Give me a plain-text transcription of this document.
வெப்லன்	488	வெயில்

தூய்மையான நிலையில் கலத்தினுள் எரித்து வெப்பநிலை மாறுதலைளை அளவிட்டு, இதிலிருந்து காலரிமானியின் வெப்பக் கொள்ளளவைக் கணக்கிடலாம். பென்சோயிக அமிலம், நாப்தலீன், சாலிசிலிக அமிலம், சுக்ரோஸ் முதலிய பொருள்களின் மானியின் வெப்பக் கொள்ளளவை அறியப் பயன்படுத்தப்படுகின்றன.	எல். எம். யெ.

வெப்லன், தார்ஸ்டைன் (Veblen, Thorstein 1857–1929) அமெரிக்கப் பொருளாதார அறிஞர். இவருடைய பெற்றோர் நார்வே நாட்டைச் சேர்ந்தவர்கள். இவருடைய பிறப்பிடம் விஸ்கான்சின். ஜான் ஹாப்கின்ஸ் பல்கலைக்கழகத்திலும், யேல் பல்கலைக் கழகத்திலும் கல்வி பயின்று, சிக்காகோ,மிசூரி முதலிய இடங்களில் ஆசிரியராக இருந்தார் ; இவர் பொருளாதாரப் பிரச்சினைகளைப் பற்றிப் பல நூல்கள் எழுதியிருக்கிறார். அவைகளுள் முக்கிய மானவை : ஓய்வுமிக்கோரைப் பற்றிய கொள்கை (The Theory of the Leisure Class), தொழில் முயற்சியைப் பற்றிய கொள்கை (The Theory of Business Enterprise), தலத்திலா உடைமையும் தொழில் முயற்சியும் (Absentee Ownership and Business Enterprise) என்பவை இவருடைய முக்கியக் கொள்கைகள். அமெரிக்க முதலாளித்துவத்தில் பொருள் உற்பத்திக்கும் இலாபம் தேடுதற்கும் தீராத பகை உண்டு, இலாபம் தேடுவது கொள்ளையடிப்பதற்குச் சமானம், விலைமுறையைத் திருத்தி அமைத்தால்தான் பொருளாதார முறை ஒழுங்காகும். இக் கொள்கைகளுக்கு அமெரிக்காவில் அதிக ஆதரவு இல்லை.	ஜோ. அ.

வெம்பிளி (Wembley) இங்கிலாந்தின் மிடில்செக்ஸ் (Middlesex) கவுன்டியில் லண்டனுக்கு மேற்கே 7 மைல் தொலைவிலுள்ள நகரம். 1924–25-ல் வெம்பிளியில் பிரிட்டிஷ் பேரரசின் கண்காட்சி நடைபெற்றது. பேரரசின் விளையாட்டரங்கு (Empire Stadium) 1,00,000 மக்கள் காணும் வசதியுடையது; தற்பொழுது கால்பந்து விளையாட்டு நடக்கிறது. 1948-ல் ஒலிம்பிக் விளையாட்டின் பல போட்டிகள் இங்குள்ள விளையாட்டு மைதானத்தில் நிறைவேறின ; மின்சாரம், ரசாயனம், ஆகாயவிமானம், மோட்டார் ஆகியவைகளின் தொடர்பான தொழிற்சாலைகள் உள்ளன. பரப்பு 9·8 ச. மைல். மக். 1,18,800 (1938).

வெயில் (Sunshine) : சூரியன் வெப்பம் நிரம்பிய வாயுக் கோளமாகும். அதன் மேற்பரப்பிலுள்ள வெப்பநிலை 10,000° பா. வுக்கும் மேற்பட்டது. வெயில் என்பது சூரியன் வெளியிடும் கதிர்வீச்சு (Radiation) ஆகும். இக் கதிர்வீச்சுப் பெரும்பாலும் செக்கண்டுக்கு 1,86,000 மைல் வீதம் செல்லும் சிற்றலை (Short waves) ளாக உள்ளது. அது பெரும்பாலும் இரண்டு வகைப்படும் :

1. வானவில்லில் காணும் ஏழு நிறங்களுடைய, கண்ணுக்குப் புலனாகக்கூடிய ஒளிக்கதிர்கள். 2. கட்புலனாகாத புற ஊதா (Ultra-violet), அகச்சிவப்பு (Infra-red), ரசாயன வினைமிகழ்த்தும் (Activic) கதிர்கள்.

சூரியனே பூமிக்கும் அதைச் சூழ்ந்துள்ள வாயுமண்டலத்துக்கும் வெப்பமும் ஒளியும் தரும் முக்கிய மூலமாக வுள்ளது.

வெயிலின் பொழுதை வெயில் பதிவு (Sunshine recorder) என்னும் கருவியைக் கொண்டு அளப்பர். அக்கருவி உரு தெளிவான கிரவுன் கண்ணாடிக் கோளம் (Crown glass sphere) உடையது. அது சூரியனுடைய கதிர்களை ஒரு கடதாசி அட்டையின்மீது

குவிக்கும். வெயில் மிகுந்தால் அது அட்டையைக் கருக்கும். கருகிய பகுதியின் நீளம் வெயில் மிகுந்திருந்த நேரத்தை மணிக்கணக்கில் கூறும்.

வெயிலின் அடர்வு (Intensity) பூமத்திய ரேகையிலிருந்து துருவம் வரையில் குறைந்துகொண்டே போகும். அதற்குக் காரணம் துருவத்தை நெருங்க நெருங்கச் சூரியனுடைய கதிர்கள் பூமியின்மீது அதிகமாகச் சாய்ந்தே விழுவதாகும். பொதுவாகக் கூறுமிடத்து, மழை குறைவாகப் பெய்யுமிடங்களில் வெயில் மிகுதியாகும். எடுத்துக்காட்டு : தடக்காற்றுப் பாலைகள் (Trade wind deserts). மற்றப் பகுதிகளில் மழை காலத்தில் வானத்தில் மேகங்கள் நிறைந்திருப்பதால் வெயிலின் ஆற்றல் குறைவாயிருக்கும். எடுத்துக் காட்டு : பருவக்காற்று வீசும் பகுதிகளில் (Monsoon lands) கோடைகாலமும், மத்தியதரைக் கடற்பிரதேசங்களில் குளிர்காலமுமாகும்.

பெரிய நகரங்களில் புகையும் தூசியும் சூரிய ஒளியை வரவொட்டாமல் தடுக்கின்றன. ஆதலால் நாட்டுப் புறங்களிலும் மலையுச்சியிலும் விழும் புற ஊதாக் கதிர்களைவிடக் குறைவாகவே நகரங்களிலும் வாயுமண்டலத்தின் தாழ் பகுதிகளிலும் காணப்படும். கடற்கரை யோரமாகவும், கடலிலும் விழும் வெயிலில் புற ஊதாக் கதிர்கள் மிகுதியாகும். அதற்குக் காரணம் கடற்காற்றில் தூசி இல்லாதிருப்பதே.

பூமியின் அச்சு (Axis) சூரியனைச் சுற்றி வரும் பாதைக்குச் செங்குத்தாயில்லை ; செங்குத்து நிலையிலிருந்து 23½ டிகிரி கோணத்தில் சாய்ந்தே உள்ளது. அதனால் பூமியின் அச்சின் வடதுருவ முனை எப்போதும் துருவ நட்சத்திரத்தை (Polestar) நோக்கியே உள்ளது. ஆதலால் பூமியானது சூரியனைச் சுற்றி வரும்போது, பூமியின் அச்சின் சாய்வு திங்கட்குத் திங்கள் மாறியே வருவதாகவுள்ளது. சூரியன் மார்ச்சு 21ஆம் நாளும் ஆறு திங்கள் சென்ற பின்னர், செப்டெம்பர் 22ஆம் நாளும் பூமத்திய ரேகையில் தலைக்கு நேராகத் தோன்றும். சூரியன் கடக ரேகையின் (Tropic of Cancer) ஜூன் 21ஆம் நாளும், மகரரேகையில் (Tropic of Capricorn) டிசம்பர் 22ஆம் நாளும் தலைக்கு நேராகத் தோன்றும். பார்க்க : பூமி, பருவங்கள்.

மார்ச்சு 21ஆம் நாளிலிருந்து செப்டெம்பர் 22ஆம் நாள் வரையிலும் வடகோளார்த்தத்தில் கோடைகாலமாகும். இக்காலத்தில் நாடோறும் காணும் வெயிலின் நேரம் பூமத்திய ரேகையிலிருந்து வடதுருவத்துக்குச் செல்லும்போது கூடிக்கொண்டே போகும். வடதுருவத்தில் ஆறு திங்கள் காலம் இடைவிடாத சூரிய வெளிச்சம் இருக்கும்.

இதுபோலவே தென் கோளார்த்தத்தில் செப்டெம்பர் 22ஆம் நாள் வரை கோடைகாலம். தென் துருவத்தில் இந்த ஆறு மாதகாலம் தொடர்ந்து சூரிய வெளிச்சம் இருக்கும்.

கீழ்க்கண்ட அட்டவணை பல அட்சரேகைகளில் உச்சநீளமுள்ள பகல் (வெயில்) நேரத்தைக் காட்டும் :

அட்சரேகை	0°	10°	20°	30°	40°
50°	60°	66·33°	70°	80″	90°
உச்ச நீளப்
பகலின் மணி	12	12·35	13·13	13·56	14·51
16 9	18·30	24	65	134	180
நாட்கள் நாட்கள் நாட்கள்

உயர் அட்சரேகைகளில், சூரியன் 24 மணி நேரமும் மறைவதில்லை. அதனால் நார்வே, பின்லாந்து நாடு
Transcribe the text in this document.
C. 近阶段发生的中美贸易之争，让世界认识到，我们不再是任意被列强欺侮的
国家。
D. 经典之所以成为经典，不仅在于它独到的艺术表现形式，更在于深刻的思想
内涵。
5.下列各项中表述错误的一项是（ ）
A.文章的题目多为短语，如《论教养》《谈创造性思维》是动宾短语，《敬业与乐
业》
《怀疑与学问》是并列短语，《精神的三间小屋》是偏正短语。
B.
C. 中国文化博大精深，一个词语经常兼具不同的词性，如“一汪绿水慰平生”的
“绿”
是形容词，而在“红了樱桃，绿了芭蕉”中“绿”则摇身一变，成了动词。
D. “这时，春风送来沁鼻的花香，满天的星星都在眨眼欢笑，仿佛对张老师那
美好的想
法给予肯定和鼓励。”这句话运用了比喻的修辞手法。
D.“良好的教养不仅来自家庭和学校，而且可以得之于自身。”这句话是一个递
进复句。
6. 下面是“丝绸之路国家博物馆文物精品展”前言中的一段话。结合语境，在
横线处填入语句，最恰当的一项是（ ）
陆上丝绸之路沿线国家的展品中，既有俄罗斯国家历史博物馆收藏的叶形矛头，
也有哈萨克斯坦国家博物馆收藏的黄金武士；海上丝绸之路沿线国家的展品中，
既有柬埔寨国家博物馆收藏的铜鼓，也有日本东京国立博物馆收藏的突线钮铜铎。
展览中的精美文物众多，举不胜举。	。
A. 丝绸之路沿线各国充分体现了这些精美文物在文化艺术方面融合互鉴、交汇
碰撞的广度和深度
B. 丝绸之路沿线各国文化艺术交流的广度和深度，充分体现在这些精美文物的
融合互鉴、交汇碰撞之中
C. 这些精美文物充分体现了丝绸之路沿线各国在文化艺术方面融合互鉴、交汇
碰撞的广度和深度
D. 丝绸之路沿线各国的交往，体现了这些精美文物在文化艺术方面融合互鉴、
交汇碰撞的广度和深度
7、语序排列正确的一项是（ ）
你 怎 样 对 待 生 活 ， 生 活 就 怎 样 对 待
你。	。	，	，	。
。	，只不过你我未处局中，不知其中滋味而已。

****

*Objective*
Find the line containing "Transcribe the text in this document.". Reproduce it exactly, along with every line after it through the last.

*Solution for this task*
Transcribe the text in this document.
C. 近阶段发生的中美贸易之争，让世界认识到，我们不再是任意被列强欺侮的
国家。
D. 经典之所以成为经典，不仅在于它独到的艺术表现形式，更在于深刻的思想
内涵。
5.下列各项中表述错误的一项是（ ）
A.文章的题目多为短语，如《论教养》《谈创造性思维》是动宾短语，《敬业与乐
业》
《怀疑与学问》是并列短语，《精神的三间小屋》是偏正短语。
B.
C. 中国文化博大精深，一个词语经常兼具不同的词性，如“一汪绿水慰平生”的
“绿”
是形容词，而在“红了樱桃，绿了芭蕉”中“绿”则摇身一变，成了动词。
D. “这时，春风送来沁鼻的花香，满天的星星都在眨眼欢笑，仿佛对张老师那
美好的想
法给予肯定和鼓励。”这句话运用了比喻的修辞手法。
D.“良好的教养不仅来自家庭和学校，而且可以得之于自身。”这句话是一个递
进复句。
6. 下面是“丝绸之路国家博物馆文物精品展”前言中的一段话。结合语境，在
横线处填入语句，最恰当的一项是（ ）
陆上丝绸之路沿线国家的展品中，既有俄罗斯国家历史博物馆收藏的叶形矛头，
也有哈萨克斯坦国家博物馆收藏的黄金武士；海上丝绸之路沿线国家的展品中，
既有柬埔寨国家博物馆收藏的铜鼓，也有日本东京国立博物馆收藏的突线钮铜铎。
展览中的精美文物众多，举不胜举。	。
A. 丝绸之路沿线各国充分体现了这些精美文物在文化艺术方面融合互鉴、交汇
碰撞的广度和深度
B. 丝绸之路沿线各国文化艺术交流的广度和深度，充分体现在这些精美文物的
融合互鉴、交汇碰撞之中
C. 这些精美文物充分体现了丝绸之路沿线各国在文化艺术方面融合互鉴、交汇
碰撞的广度和深度
D. 丝绸之路沿线各国的交往，体现了这些精美文物在文化艺术方面融合互鉴、
交汇碰撞的广度和深度
7、语序排列正确的一项是（ ）
你 怎 样 对 待 生 活 ， 生 活 就 怎 样 对 待
你。	。	，	，	。
。	，只不过你我未处局中，不知其中滋味而已。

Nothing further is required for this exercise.